(Dataset items)
──────────
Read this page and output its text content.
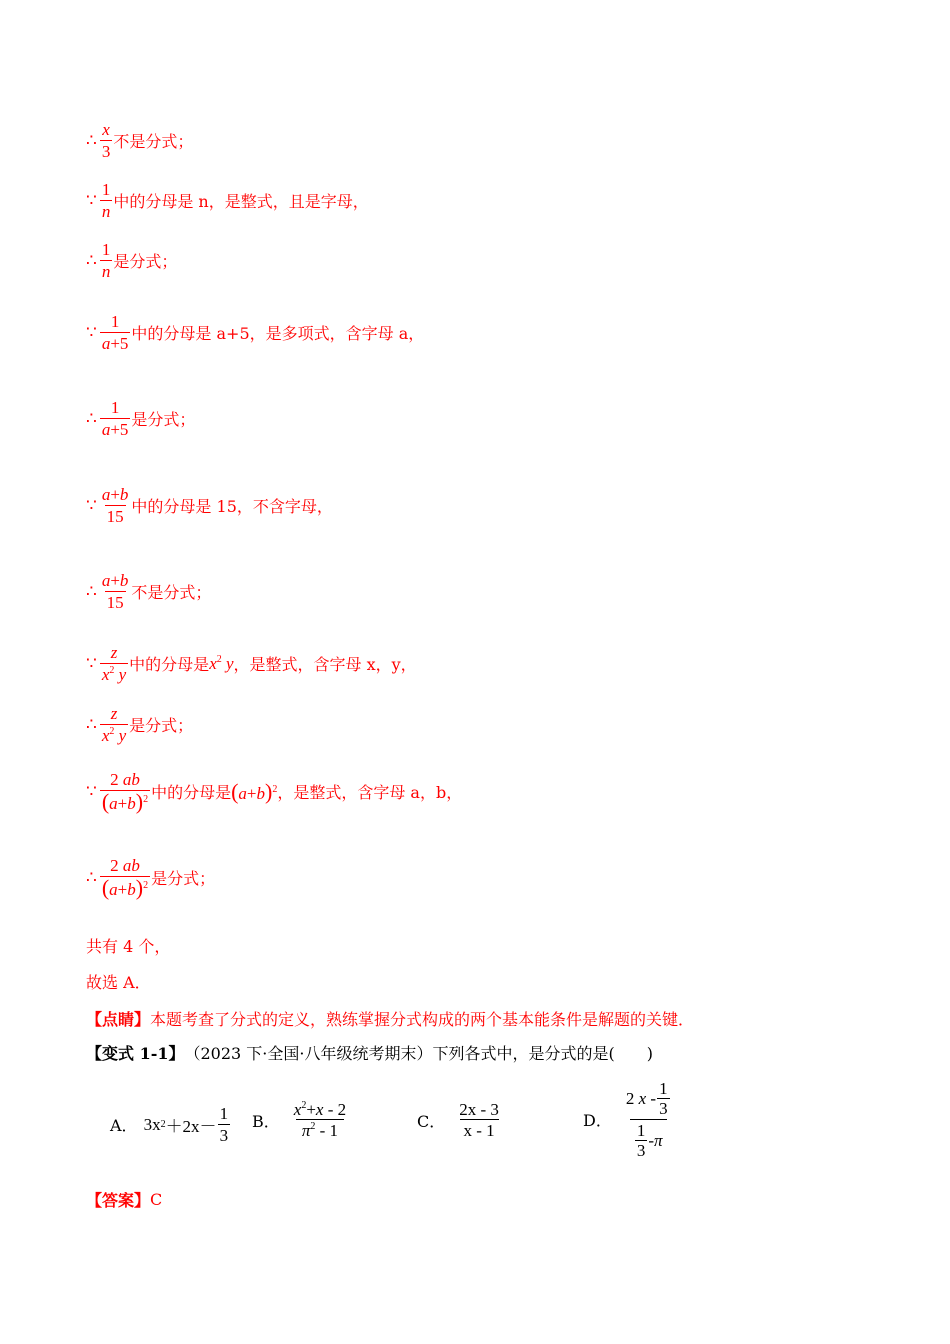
∴ $\frac{x}{3}$ 不是分式；
∵ $\frac{1}{n}$ 中的分母是 n，是整式，且是字母，
∴ $\frac{1}{n}$ 是分式；
∵ $\frac{1}{a+5}$ 中的分母是 a+5，是多项式，含字母 a，
∴ $\frac{1}{a+5}$ 是分式；
∵ $\frac{a+b}{15}$ 中的分母是 15，不含字母，
∴ $\frac{a+b}{15}$ 不是分式；
∵ $\frac{z}{x^2 y}$ 中的分母是 $x^2$ y ，是整式，含字母 x，y，
∴ $\frac{z}{x^2 y}$ 是分式；
∵ $\frac{2 ab}{(a+b)^2}$ 中的分母是 $(a+b)^2$ ，是整式，含字母 a，b，
∴ $\frac{2 ab}{(a+b)^2}$ 是分式；
共有 4 个，
故选 A．
【点睛】 本题考查了分式的定义，熟练掌握分式构成的两个基本能条件是解题的关键．
【变式 1-1】 （2023 下·全国·八年级统考期末） 下列各式中，是分式的是(　　)
A． 3x $2 +2x- \frac{1}{3}$ B． $\frac{x^2+x - 2}{\pi^2 - 1}$	C． $\frac{2x - 3}{x - 1}$	D． 2
x
- $\frac{1}{3}$
$\frac{1}{3}$ - π
【答案】 C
──────────
▶ **Requirement**:
Keep every word of the data as it is when you write it out, but drop the pictures.

▶ **Exercise output**:
Read this page and output its text content.
∴ $\frac{x}{3}$ 不是分式；
∵ $\frac{1}{n}$ 中的分母是 n，是整式，且是字母，
∴ $\frac{1}{n}$ 是分式；
∵ $\frac{1}{a+5}$ 中的分母是 a+5，是多项式，含字母 a，
∴ $\frac{1}{a+5}$ 是分式；
∵ $\frac{a+b}{15}$ 中的分母是 15，不含字母，
∴ $\frac{a+b}{15}$ 不是分式；
∵ $\frac{z}{x^2 y}$ 中的分母是 $x^2$ y ，是整式，含字母 x，y，
∴ $\frac{z}{x^2 y}$ 是分式；
∵ $\frac{2 ab}{(a+b)^2}$ 中的分母是 $(a+b)^2$ ，是整式，含字母 a，b，
∴ $\frac{2 ab}{(a+b)^2}$ 是分式；
共有 4 个，
故选 A．
【点睛】 本题考查了分式的定义，熟练掌握分式构成的两个基本能条件是解题的关键．
【变式 1-1】 （2023 下·全国·八年级统考期末） 下列各式中，是分式的是(　　)
A． 3x $2 +2x- \frac{1}{3}$ B． $\frac{x^2+x - 2}{\pi^2 - 1}$	C． $\frac{2x - 3}{x - 1}$	D． 2
x
- $\frac{1}{3}$
$\frac{1}{3}$ - π
【答案】 C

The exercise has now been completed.